▶ Исходный текст
--------------------------------

Антиклерикальная Реформация в Англии привела к значительным изменениям в религиозном сознании. В свой поздний Ренессанс страна вступила фактически без господствующей религии. К концу XVI столетия на это не могли претендовать ни официально насаждаемое англиканство, ни подорванное Реформацией католичество, ни многочисленные преследуемые секты протестантов и пуритан. Попытки короны приобщить страну к «единой религии» оставались безуспешны, а сам факт, что дела церкви и религии решала светская власть, способствовал тому, что секуляризация захватила и прочие сферы ду­ховной жизни общества. Повсюду слово Священного пи­сания и догму церкви теснил авторитет Человеческого разума, здравого смысла и интереса. Фрэнсис Бэкон, пио­нер разработки «естественной» философии, был и одним из тех, кто положил в Англии начало концепции «есте­ственной» морали, построению этики хотя и сопричаст­ной теологии, но в основном без помощи религиозных представлений, исходя из рационально понятых посю­сторонних жизненных устремлений и аффектов человече­ской личности. Бэкон по-своему делал в Англии то же самое, что несколько раньше во Франции — Монтень и Шаррон.

Не уподобляясь тем, кто, желая научить искусству письма, лишь демонстрирует его образцы, не объясняя, как надо выписывать буквы, Бэкон мало интересовался впечатляющими описаниями высоких и достойных по­дражания образцов Добродетели, анализом их видов, частей и отношений. Еще менее он интересовался рас­суждениями о том, существуют ли добродетели в чело­веке от природы, или же они в нем воспитываются, прео­долимо ли различие между благородными и низкими душами и т. п. Вслед за Платоном античные и христиан­ские авторы все это не раз изображали и обсуждали до него. Он ставил перед собой другую задачу: обратившись к примерам реальной, даже обыденной жизни, попы­таться разобраться в путях, средствах и стимулах того человеческого волеизъявления, которое подлежит той или иной моральной оценке.

--------------------------------

▶ Координатные данные макета
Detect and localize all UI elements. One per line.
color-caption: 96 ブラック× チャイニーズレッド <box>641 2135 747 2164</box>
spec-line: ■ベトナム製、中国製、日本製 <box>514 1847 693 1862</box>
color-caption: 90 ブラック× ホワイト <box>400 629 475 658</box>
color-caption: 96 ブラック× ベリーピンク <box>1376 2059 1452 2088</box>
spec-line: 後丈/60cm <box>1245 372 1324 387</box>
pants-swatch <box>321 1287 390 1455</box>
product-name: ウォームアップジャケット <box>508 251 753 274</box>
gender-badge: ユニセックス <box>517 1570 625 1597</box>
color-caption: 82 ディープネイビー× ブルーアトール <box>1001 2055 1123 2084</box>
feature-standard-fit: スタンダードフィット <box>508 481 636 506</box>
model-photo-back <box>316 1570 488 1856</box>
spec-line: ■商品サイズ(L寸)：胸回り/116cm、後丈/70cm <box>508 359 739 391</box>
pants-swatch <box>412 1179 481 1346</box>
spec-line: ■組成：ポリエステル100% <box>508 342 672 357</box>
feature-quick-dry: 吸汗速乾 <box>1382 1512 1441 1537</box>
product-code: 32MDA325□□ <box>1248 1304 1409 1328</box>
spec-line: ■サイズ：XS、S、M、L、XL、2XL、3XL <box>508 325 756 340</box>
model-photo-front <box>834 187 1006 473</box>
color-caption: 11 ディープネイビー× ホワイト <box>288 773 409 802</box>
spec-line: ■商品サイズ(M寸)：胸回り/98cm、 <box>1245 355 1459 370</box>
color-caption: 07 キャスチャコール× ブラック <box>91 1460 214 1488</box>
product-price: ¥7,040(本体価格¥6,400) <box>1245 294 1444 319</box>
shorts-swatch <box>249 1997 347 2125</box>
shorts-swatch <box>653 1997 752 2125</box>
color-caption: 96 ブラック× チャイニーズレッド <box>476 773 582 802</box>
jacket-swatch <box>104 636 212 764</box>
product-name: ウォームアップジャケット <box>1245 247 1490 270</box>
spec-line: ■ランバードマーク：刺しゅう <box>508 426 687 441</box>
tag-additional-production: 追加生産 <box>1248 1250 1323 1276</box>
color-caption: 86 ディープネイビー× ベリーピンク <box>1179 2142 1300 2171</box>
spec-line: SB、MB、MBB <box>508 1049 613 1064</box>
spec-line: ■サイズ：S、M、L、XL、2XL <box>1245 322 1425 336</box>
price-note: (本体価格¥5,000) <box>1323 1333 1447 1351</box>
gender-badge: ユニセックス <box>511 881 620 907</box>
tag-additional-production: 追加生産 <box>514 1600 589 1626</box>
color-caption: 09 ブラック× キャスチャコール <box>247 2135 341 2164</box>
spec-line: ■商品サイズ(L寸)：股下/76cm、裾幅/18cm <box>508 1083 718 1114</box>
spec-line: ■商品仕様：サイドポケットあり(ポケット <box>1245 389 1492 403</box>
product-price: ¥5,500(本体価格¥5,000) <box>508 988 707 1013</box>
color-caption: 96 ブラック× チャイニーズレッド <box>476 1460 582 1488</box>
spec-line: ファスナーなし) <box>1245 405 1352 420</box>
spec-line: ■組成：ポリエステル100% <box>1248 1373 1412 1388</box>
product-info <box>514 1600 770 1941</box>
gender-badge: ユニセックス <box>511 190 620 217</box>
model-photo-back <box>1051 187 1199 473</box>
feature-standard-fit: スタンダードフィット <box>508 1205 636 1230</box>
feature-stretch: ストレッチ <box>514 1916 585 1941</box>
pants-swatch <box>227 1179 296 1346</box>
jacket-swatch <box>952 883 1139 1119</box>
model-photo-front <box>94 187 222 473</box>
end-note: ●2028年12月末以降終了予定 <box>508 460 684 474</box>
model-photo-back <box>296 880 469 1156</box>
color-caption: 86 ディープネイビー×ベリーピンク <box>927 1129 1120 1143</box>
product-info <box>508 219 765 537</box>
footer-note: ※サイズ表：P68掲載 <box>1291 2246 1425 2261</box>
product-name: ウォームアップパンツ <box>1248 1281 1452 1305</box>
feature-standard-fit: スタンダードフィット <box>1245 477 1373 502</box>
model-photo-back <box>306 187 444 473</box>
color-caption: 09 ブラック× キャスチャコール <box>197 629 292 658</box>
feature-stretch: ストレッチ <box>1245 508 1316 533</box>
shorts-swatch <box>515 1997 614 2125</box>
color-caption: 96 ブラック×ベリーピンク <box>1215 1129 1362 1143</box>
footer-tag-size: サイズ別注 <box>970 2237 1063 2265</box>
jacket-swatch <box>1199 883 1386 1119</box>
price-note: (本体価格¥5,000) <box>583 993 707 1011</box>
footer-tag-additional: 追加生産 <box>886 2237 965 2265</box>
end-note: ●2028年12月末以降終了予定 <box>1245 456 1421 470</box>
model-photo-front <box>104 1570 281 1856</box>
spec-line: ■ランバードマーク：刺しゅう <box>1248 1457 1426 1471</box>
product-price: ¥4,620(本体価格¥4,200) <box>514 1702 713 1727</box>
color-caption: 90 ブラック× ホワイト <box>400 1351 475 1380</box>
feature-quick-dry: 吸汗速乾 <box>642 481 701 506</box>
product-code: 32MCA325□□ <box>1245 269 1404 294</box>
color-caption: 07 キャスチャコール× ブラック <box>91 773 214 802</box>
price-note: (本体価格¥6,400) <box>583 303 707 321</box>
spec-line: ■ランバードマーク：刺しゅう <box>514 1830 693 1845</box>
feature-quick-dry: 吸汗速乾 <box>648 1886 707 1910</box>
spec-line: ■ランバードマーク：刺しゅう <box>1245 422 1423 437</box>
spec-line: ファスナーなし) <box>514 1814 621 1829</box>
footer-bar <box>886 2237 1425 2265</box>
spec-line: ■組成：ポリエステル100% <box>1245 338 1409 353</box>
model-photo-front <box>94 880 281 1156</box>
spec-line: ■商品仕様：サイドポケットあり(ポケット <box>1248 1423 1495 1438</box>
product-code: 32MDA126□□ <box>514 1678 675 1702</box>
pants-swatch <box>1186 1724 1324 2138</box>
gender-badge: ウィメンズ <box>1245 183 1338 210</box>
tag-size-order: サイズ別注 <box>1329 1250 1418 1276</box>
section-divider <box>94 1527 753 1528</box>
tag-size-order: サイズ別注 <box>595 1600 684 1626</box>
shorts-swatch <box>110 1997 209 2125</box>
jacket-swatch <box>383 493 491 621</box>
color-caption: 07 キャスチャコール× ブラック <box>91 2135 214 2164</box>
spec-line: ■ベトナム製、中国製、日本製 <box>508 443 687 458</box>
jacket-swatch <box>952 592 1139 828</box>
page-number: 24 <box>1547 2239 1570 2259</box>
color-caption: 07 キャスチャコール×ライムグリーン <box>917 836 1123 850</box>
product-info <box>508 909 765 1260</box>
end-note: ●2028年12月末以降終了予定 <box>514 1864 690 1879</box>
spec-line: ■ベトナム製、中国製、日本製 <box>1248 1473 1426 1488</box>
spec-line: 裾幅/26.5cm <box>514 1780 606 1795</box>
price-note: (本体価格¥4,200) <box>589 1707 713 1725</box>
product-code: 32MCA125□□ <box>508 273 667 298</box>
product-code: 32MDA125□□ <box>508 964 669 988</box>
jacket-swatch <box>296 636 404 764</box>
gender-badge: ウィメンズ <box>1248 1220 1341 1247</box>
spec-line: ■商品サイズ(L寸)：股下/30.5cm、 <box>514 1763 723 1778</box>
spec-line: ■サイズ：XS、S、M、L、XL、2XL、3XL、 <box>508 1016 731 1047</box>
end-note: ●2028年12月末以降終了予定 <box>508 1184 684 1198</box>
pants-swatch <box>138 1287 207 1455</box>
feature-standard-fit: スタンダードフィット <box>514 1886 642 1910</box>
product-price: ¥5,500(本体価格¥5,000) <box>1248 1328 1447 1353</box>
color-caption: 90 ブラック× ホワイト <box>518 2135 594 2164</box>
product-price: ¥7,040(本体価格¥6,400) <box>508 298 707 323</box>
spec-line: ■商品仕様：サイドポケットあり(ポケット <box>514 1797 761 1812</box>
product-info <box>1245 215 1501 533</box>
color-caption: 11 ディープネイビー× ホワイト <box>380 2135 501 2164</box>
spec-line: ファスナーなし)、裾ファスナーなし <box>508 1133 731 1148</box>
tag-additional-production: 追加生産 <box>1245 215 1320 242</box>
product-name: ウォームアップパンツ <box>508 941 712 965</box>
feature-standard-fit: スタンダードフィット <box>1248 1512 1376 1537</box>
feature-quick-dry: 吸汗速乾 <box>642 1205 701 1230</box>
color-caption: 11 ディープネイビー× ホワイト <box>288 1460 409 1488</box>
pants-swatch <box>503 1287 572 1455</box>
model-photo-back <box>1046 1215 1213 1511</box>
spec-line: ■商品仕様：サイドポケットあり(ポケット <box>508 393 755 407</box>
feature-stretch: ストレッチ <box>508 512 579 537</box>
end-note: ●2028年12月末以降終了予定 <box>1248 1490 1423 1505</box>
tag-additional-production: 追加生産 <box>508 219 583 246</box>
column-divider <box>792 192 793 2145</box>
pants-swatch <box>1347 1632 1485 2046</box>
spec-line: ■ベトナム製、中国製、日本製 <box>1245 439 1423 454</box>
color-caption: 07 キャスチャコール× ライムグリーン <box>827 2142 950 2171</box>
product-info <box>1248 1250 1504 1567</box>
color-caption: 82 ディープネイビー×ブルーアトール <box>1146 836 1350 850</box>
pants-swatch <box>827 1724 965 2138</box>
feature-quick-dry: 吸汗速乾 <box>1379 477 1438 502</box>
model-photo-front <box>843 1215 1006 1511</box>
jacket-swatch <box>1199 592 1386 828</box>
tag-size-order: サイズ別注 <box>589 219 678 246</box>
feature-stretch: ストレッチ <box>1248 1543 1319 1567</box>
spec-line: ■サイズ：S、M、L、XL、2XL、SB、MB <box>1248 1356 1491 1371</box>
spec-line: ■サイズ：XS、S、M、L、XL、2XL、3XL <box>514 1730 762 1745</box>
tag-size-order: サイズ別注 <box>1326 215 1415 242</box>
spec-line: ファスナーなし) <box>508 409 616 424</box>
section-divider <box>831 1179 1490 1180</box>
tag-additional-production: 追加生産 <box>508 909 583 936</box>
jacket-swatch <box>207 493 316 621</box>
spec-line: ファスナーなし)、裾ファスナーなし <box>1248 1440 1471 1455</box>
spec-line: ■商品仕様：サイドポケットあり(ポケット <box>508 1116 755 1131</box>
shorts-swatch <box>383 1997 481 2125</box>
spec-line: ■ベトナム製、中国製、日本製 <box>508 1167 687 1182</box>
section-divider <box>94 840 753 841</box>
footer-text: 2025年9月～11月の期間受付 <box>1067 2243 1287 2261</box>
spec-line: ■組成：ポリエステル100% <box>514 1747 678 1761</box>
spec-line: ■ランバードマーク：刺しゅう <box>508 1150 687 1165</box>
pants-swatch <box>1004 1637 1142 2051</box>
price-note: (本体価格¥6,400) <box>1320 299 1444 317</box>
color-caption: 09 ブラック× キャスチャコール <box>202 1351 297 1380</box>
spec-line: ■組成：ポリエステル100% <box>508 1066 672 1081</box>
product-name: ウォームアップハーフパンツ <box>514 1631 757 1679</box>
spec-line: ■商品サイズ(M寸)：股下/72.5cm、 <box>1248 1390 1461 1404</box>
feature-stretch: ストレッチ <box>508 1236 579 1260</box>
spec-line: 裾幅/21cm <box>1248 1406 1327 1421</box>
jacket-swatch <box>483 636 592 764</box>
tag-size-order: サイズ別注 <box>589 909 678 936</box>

--------------------------------

▶ Задания
A – Выведите без изменений отрывок текста о морали Бэкона, который начинается со слов «Не уподобляясь тем, кто, желая» и заканчивается словами «иной моральной оценке.».
B – Перечислите всех людей, которые названы по имени в тексте о морали Бэкона.
C – Напишите продолжение текста о морали Бэкона, начав сразу после его последнего предложения.
Материал никак не связан с текстом о морали Бэкона.

▶ Ответы
A –
Не уподобляясь тем, кто, желая научить искусству письма, лишь демонстрирует его образцы, не объясняя, как надо выписывать буквы, Бэкон мало интересовался впечатляющими описаниями высоких и достойных по­дражания образцов Добродетели, анализом их видов, частей и отношений. Еще менее он интересовался рас­суждениями о том, существуют ли добродетели в чело­веке от природы, или же они в нем воспитываются, прео­долимо ли различие между благородными и низкими душами и т. п. Вслед за Платоном античные и христиан­ские авторы все это не раз изображали и обсуждали до него. Он ставил перед собой другую задачу: обратившись к примерам реальной, даже обыденной жизни, попы­таться разобраться в путях, средствах и стимулах того человеческого волеизъявления, которое подлежит той или иной моральной оценке.

B – Фрэнсис Бэкон, Монтень, Шаррон, Платон

C –
Определяя источники нравственности, Бэкон реши­тельно утверждал примат и величие общего блага перед индивидуальным, деятельной жизни перед созерцатель­ной, общественного престижа перед личным удовлетво­рением. Такая позиция позволяла ему подвести под об­щий знаменатель и под удар своей критики все те нравственные ценности, вокруг которых кристаллизова­лись этические теории древних киренаиков, эпикурейцев, скептиков и стоиков. Ведь как бы ни украшали личную жизнь человека бесстрастная созерцательность, душевная безмятежность, самоудовлетворенность или же стремле­ние к индивидуальному наслаждению, они не выдержи­вают критики, если только подойти к этой жизни с точки зрения критериев ее общественного предназначения. И тогда окажется, что все эти «гармонизирующие душу» блага есть не более чем средства малодушного бегства от жизни с ее треволнениями, искушениями и антагониз­мами и что они никак не могут служить основой для того подлинного душевного здоровья, активности и мужества, которые позволяют противостоять ударам судьбы, преодо­левать жизненные трудности и, исполняя свой долг, пол­ноценно и общественно значимо действовать в этом мире.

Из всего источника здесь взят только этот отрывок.